Could you extract every entry below and reproduce it exactly?

Some records:
══════════════════════════════
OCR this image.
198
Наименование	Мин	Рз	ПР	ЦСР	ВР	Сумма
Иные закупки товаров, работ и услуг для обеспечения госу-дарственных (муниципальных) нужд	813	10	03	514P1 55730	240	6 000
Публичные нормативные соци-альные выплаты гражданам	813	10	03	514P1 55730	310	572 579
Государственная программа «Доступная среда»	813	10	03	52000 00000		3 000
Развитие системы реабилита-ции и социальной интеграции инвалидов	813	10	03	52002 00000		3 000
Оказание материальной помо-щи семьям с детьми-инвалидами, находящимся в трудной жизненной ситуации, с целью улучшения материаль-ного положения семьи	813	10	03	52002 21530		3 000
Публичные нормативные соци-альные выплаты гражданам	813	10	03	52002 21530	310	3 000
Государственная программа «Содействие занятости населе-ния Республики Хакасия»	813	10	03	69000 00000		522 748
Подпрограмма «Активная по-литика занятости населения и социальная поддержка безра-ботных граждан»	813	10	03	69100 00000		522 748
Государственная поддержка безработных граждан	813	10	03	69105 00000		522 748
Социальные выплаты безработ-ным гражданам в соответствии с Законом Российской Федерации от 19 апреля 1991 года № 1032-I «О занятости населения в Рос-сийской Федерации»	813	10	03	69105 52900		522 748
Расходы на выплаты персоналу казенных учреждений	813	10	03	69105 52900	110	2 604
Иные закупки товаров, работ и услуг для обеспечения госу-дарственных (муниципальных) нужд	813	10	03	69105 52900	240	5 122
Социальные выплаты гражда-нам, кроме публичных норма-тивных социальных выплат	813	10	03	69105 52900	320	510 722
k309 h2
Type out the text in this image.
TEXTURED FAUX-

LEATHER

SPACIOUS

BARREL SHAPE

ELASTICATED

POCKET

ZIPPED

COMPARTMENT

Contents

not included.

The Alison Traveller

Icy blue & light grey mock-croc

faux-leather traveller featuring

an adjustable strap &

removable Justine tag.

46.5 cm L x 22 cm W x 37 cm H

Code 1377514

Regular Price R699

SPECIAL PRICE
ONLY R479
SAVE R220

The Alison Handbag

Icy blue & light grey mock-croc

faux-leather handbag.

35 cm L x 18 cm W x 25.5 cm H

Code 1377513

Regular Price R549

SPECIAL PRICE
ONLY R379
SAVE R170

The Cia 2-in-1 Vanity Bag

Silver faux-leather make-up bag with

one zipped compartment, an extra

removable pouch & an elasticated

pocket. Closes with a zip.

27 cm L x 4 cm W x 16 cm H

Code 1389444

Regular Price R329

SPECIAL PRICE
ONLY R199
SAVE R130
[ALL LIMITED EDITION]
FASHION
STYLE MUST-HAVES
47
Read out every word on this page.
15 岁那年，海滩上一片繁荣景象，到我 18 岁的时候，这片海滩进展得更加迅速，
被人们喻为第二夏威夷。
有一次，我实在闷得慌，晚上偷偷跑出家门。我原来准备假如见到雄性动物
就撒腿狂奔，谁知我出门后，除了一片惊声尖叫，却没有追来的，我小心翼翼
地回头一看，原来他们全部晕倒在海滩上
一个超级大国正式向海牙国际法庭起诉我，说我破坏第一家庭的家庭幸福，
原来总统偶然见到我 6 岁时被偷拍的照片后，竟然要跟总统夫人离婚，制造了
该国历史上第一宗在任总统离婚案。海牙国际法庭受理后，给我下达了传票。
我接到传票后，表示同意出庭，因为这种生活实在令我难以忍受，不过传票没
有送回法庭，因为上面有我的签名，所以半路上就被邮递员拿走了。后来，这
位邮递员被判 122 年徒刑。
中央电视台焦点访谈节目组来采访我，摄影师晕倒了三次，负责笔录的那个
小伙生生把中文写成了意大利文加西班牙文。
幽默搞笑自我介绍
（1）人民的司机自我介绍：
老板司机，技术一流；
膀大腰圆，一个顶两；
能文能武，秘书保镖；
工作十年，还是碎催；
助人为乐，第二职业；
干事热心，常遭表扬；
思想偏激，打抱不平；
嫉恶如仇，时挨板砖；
══════════════════════════════
Response to the task:
OCR this image.
198
Наименование	Мин	Рз	ПР	ЦСР	ВР	Сумма
Иные закупки товаров, работ и услуг для обеспечения госу-дарственных (муниципальных) нужд	813	10	03	514P1 55730	240	6 000
Публичные нормативные соци-альные выплаты гражданам	813	10	03	514P1 55730	310	572 579
Государственная программа «Доступная среда»	813	10	03	52000 00000		3 000
Развитие системы реабилита-ции и социальной интеграции инвалидов	813	10	03	52002 00000		3 000
Оказание материальной помо-щи семьям с детьми-инвалидами, находящимся в трудной жизненной ситуации, с целью улучшения материаль-ного положения семьи	813	10	03	52002 21530		3 000
Публичные нормативные соци-альные выплаты гражданам	813	10	03	52002 21530	310	3 000
Государственная программа «Содействие занятости населе-ния Республики Хакасия»	813	10	03	69000 00000		522 748
Подпрограмма «Активная по-литика занятости населения и социальная поддержка безра-ботных граждан»	813	10	03	69100 00000		522 748
Государственная поддержка безработных граждан	813	10	03	69105 00000		522 748
Социальные выплаты безработ-ным гражданам в соответствии с Законом Российской Федерации от 19 апреля 1991 года № 1032-I «О занятости населения в Рос-сийской Федерации»	813	10	03	69105 52900		522 748
Расходы на выплаты персоналу казенных учреждений	813	10	03	69105 52900	110	2 604
Иные закупки товаров, работ и услуг для обеспечения госу-дарственных (муниципальных) нужд	813	10	03	69105 52900	240	5 122
Социальные выплаты гражда-нам, кроме публичных норма-тивных социальных выплат	813	10	03	69105 52900	320	510 722
k309 h2
Type out the text in this image.
TEXTURED FAUX-

LEATHER

SPACIOUS

BARREL SHAPE

ELASTICATED

POCKET

ZIPPED

COMPARTMENT

Contents

not included.

The Alison Traveller

Icy blue & light grey mock-croc

faux-leather traveller featuring

an adjustable strap &

removable Justine tag.

46.5 cm L x 22 cm W x 37 cm H

Code 1377514

Regular Price R699

SPECIAL PRICE
ONLY R479
SAVE R220

The Alison Handbag

Icy blue & light grey mock-croc

faux-leather handbag.

35 cm L x 18 cm W x 25.5 cm H

Code 1377513

Regular Price R549

SPECIAL PRICE
ONLY R379
SAVE R170

The Cia 2-in-1 Vanity Bag

Silver faux-leather make-up bag with

one zipped compartment, an extra

removable pouch & an elasticated

pocket. Closes with a zip.

27 cm L x 4 cm W x 16 cm H

Code 1389444

Regular Price R329

SPECIAL PRICE
ONLY R199
SAVE R130
[ALL LIMITED EDITION]
FASHION
STYLE MUST-HAVES
47
Read out every word on this page.
15 岁那年，海滩上一片繁荣景象，到我 18 岁的时候，这片海滩进展得更加迅速，
被人们喻为第二夏威夷。
有一次，我实在闷得慌，晚上偷偷跑出家门。我原来准备假如见到雄性动物
就撒腿狂奔，谁知我出门后，除了一片惊声尖叫，却没有追来的，我小心翼翼
地回头一看，原来他们全部晕倒在海滩上
一个超级大国正式向海牙国际法庭起诉我，说我破坏第一家庭的家庭幸福，
原来总统偶然见到我 6 岁时被偷拍的照片后，竟然要跟总统夫人离婚，制造了
该国历史上第一宗在任总统离婚案。海牙国际法庭受理后，给我下达了传票。
我接到传票后，表示同意出庭，因为这种生活实在令我难以忍受，不过传票没
有送回法庭，因为上面有我的签名，所以半路上就被邮递员拿走了。后来，这
位邮递员被判 122 年徒刑。
中央电视台焦点访谈节目组来采访我，摄影师晕倒了三次，负责笔录的那个
小伙生生把中文写成了意大利文加西班牙文。
幽默搞笑自我介绍
（1）人民的司机自我介绍：
老板司机，技术一流；
膀大腰圆，一个顶两；
能文能武，秘书保镖；
工作十年，还是碎催；
助人为乐，第二职业；
干事热心，常遭表扬；
思想偏激，打抱不平；
嫉恶如仇，时挨板砖；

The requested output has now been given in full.